Image credits: Luca Bravo – Unsplash
Why indeed!
You will notice that no one going into the fields of medicine, architecture, engineering, law, or space science, is asking that question. It is a given that hard sciences require knowledge and they progress and thrive on specialization. But this is somehow not deemed essential in the fields of business or academics. Yet running a business requires more than just a bright idea and hard work. Modern businesses are complex ecosystems that are multi-disciplinary, employ hundreds – if not thousands – of employees and contractors, both on-site and off-site. And they are quite often global in their operations. A workman assembling Ford’s Model T automobile in 1908 simply did not have, or need, the skill set required to produce the Ford Mustang today.
So what changed?
We all know the answer – technology! From the original Internet of the late sixties to today’s AI, technology has invaded and transformed every aspect of our life, the way we shop, the way we do business. And this was driven almost entirely by just two factors:
Economics. And skills.

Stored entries
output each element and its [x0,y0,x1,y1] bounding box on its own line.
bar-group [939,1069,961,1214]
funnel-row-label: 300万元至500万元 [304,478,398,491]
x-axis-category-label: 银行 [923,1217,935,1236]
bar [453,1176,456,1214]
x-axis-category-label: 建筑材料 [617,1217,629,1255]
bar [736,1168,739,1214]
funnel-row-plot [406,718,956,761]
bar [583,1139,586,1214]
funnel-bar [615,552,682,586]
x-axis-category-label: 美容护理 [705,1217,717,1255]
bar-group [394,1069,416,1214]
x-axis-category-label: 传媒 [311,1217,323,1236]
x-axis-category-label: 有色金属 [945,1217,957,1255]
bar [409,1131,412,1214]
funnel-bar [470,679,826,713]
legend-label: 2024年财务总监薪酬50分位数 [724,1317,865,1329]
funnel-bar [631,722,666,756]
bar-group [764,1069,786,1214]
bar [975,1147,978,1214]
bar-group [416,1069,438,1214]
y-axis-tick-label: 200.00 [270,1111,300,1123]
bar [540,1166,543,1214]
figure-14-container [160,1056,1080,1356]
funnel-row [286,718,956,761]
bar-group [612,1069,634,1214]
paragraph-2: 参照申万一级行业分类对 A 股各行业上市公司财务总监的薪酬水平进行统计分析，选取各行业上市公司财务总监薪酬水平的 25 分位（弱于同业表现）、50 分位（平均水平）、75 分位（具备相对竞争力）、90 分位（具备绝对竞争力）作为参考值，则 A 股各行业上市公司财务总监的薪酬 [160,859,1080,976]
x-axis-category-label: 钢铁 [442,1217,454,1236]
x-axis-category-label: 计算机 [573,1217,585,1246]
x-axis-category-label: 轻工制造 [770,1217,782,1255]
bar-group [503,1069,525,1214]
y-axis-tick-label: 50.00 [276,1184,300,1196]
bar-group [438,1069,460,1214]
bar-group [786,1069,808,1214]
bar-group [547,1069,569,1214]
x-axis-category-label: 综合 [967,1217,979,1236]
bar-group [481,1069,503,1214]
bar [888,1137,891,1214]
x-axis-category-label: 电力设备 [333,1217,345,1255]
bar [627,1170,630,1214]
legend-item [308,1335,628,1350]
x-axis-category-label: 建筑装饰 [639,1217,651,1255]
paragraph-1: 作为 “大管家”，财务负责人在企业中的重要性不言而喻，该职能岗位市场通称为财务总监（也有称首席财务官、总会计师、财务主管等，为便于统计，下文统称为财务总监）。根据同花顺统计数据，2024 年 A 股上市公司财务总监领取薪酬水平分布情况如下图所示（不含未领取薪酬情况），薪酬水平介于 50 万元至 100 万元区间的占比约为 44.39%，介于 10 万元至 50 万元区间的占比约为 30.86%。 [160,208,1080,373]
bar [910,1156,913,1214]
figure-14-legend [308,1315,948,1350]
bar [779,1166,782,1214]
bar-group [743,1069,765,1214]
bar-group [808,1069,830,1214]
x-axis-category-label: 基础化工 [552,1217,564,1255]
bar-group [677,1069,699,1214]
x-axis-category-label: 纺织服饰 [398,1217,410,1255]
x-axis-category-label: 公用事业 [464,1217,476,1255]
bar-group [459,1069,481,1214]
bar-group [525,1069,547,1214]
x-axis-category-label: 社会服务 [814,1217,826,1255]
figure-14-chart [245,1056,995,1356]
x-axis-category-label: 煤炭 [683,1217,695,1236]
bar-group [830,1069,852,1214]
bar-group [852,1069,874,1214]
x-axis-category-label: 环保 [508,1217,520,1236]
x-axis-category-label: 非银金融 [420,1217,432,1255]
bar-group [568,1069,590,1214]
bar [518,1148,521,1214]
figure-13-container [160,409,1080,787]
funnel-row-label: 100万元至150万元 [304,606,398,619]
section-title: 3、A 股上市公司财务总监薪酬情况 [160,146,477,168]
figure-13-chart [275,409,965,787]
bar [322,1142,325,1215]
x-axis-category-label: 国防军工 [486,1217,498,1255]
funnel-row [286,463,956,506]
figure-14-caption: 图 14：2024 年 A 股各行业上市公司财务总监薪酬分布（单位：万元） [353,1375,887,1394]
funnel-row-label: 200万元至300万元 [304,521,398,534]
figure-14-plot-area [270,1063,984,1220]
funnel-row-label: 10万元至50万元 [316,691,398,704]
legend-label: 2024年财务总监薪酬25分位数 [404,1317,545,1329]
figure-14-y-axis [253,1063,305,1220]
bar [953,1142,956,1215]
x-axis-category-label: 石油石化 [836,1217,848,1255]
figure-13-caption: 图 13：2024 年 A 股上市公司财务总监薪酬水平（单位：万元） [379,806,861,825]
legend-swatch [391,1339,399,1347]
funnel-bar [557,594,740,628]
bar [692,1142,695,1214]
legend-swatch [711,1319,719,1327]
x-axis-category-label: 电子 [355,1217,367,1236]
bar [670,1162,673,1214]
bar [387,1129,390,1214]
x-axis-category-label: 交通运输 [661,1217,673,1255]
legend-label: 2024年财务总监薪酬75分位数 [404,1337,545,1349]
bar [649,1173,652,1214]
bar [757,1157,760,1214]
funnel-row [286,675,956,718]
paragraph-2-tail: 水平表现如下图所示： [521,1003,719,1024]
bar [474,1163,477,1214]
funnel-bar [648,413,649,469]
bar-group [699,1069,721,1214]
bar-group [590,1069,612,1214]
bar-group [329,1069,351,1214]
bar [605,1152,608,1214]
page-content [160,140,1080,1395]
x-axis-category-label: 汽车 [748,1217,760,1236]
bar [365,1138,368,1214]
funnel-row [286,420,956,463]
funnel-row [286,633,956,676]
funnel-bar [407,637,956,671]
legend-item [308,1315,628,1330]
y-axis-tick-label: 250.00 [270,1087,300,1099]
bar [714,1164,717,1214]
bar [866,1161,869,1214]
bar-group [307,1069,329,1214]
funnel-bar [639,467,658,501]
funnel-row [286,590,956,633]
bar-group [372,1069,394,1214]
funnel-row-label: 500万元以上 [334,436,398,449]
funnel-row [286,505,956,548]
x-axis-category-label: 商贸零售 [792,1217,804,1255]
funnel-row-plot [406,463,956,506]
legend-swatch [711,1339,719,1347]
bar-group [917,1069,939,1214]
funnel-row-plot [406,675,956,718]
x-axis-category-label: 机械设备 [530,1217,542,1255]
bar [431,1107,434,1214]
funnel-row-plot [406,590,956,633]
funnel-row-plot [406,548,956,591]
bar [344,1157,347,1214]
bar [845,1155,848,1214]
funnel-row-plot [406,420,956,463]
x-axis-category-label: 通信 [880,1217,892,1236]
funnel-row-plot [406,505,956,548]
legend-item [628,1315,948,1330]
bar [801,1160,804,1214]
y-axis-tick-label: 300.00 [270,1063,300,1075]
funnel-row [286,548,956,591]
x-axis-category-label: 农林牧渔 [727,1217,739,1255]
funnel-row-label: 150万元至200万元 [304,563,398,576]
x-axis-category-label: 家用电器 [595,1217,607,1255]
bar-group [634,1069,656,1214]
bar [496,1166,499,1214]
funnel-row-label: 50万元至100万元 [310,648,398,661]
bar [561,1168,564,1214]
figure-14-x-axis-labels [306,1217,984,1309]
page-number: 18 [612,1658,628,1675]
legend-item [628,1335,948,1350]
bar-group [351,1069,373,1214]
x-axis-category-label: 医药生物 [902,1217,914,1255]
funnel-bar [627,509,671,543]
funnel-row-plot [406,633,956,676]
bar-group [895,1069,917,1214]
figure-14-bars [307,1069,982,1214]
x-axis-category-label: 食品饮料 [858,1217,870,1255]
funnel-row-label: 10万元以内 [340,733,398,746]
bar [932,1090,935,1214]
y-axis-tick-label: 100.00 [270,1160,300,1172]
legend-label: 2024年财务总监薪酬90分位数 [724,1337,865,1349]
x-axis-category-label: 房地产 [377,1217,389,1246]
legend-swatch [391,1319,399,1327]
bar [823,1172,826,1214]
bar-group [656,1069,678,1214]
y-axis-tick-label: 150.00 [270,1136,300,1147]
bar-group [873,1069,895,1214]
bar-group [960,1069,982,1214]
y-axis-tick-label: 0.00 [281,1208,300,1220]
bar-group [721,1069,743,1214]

REQUIRED WORK:
According to the text on specialization in business, why does running a business take more than a bright idea and hard work? Answer in one to three sentences. The material has no connection to the text.

OUTPUT OF THE EXERCISE:
Modern businesses are complex, multi-disciplinary ecosystems that employ hundreds or even thousands of employees and contractors, both on-site and off-site. They are also often global in their operations.